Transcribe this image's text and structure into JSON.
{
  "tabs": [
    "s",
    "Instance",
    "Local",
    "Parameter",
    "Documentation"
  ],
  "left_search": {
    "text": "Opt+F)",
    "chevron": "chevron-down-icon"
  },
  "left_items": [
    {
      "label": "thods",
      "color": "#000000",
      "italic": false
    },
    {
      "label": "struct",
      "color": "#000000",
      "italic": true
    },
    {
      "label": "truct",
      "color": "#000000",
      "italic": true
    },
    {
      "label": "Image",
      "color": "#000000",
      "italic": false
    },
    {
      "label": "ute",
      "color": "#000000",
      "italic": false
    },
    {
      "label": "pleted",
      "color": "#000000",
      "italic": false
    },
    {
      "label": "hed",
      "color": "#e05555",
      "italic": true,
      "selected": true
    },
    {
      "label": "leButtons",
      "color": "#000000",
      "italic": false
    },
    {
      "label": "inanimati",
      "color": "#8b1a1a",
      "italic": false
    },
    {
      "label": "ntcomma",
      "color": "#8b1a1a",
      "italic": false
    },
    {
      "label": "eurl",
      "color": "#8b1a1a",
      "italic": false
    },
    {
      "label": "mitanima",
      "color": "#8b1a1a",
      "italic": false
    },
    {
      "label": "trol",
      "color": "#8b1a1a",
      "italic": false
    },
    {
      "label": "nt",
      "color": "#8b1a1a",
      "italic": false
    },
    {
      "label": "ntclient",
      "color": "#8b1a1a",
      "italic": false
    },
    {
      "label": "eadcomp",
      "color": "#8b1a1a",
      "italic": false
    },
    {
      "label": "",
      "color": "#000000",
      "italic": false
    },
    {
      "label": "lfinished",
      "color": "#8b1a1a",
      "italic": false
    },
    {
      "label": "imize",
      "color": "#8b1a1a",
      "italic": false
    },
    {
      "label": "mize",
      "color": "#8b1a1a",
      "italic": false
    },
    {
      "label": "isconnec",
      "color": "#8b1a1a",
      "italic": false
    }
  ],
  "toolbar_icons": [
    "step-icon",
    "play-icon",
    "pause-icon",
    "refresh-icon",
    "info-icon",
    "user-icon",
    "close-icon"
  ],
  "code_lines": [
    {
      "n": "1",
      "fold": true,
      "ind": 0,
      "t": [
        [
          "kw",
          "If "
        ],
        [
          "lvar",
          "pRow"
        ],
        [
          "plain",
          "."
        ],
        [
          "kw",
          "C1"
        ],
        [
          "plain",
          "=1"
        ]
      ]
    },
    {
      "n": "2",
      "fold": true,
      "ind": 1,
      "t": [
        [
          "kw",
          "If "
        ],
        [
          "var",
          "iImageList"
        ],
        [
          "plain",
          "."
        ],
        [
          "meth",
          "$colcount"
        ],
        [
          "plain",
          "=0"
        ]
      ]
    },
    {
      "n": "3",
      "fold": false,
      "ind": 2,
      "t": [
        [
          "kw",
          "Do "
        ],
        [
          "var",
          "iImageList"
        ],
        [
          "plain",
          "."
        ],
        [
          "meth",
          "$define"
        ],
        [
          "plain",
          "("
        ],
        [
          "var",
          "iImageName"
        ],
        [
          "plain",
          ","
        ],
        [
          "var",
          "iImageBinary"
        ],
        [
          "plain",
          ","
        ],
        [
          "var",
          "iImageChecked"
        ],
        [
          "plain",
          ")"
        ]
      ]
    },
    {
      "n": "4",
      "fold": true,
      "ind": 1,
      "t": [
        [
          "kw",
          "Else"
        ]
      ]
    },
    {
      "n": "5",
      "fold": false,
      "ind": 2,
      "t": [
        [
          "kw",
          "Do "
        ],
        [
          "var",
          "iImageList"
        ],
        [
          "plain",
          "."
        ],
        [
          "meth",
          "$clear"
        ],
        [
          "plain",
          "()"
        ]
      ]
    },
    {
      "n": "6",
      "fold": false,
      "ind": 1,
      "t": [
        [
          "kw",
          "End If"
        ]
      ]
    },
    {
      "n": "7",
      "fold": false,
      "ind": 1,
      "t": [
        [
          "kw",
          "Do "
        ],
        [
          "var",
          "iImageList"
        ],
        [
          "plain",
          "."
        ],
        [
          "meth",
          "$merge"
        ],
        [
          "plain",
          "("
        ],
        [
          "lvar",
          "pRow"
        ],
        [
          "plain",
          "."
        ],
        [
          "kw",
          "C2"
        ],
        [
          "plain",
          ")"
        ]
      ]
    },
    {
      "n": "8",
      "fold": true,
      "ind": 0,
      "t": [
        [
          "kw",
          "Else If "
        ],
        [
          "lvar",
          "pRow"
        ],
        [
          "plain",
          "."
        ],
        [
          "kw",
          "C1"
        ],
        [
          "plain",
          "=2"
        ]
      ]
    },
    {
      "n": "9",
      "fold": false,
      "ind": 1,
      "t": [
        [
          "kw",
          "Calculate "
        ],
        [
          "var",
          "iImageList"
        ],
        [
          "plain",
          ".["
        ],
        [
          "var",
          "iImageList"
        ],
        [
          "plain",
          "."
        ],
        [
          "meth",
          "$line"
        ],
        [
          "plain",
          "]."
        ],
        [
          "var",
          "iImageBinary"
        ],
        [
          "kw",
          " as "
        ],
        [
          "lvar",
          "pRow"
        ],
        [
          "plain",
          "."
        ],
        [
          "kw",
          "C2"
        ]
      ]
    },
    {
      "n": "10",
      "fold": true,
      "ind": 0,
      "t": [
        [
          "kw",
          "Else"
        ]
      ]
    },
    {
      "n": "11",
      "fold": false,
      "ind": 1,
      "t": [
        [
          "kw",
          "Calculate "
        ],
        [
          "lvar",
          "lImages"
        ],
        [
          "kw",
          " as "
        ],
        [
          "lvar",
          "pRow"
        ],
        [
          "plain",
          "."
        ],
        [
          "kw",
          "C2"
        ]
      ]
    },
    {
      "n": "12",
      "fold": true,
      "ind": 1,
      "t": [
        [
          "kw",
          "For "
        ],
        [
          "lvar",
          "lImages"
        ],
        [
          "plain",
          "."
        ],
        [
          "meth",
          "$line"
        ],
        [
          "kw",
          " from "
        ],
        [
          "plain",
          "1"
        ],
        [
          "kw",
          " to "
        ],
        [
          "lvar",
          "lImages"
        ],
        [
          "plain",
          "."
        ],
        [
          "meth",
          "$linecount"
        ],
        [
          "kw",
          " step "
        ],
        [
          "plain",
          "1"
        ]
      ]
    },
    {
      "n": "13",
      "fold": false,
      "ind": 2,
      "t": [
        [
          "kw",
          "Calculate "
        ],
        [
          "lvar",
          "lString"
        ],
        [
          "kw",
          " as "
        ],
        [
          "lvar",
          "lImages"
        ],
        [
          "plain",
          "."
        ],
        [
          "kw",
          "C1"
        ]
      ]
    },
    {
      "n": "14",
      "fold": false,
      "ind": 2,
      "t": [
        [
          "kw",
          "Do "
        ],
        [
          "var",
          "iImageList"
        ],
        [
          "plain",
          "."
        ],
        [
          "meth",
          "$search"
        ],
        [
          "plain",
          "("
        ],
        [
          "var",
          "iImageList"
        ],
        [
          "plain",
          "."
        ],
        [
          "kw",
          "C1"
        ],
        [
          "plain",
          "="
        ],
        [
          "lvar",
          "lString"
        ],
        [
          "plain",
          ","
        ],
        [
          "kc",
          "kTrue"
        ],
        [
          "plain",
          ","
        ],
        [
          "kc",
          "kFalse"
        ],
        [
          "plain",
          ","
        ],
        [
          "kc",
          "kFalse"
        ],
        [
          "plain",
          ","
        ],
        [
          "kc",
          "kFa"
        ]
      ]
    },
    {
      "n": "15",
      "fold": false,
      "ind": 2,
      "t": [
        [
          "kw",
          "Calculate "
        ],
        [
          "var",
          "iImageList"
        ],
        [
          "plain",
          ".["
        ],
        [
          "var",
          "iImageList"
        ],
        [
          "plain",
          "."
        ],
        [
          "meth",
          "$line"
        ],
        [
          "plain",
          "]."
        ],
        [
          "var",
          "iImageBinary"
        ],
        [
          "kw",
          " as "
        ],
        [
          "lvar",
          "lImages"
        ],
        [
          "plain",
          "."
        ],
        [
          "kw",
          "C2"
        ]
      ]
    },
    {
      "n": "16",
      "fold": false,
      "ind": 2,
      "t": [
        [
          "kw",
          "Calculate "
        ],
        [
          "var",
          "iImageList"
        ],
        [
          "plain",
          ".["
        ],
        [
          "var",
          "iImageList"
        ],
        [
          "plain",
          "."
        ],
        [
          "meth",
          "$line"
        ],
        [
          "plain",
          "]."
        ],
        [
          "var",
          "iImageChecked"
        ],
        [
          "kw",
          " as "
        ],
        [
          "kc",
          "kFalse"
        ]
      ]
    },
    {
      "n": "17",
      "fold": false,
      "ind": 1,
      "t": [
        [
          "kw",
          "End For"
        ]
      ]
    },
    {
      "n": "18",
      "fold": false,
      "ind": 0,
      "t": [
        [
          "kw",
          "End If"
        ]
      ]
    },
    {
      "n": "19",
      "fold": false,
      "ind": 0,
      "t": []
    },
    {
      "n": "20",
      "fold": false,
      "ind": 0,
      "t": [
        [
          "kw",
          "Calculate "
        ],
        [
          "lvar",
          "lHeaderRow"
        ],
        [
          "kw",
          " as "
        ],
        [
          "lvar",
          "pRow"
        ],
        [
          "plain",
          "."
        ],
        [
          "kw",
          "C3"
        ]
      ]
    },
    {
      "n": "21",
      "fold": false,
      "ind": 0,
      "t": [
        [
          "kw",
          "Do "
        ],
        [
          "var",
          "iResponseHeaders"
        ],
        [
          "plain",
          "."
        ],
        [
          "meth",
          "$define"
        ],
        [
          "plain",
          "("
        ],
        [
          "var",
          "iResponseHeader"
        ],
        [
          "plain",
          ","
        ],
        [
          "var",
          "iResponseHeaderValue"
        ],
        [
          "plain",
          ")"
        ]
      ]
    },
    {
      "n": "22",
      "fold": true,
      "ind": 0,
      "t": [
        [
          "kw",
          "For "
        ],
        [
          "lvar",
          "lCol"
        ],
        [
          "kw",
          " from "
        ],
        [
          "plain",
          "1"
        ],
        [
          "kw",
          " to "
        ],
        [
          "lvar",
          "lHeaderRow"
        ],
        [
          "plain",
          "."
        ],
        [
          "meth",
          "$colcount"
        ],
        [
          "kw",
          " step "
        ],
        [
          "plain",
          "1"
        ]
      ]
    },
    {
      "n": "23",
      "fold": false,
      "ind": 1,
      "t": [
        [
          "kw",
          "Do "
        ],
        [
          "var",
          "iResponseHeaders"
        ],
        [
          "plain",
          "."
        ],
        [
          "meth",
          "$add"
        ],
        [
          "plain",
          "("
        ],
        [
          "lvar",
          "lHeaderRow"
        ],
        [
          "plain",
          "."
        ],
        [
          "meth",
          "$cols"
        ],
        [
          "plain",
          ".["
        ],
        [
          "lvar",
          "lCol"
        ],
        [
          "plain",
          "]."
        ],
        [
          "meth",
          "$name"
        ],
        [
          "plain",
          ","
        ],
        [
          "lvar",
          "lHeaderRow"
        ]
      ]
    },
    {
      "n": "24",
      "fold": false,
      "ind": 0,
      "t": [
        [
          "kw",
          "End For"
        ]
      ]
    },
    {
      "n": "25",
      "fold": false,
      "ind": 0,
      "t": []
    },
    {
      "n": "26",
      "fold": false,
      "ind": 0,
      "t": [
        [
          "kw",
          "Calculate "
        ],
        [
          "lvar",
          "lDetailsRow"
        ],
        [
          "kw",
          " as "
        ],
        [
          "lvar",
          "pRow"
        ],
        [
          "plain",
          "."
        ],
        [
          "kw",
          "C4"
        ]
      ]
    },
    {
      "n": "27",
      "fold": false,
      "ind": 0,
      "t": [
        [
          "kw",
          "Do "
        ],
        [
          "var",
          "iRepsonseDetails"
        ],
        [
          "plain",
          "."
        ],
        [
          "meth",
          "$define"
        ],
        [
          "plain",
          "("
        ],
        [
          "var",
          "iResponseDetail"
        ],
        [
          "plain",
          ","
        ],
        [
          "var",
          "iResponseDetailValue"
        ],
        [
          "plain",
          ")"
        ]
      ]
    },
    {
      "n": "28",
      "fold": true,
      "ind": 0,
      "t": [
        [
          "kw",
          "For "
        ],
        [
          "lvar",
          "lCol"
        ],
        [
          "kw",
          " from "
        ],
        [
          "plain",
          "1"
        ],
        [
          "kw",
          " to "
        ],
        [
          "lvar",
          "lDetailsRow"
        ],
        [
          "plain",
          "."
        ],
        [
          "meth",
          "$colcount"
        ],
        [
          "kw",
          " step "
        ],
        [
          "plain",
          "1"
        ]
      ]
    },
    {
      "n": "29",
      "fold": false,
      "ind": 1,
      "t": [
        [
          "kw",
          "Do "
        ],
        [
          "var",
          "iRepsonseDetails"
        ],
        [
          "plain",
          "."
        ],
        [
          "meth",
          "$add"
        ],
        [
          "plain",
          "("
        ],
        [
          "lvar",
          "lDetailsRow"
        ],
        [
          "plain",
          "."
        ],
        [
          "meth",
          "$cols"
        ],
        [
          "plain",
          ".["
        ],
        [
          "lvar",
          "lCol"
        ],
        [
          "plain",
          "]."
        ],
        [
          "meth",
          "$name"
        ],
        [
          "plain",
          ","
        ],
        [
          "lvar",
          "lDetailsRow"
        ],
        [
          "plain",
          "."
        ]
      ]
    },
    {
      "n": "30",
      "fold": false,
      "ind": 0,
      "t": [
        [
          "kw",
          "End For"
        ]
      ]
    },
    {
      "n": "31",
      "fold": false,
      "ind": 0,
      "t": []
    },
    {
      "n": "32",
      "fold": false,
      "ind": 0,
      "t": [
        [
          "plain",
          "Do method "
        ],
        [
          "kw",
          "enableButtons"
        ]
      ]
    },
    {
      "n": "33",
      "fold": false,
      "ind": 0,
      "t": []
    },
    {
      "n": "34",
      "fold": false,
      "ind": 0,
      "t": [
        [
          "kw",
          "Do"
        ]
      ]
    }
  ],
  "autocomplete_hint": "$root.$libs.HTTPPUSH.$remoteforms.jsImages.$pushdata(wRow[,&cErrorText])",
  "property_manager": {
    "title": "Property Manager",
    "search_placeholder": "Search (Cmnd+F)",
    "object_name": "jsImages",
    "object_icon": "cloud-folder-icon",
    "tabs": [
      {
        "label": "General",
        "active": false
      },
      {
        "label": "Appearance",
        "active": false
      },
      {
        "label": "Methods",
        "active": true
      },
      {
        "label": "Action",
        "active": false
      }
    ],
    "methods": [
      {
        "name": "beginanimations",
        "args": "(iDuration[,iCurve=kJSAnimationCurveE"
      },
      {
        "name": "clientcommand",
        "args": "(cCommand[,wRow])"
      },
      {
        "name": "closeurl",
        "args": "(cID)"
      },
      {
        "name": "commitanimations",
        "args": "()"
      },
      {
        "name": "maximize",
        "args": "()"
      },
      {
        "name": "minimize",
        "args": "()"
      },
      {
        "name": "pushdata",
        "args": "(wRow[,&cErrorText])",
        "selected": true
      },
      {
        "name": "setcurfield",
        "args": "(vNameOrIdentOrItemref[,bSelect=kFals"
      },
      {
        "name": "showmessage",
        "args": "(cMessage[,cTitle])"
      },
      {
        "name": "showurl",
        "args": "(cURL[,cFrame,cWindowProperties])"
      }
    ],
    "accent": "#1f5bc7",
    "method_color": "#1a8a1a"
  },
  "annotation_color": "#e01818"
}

------------------------------

» **PROMPT**
Show every line above in which the word "jsImages" occurs.

» **RESPONSE TO THE TASK**
  "autocomplete_hint": "$root.$libs.HTTPPUSH.$remoteforms.jsImages.$pushdata(wRow[,&cErrorText])",
    "object_name": "jsImages",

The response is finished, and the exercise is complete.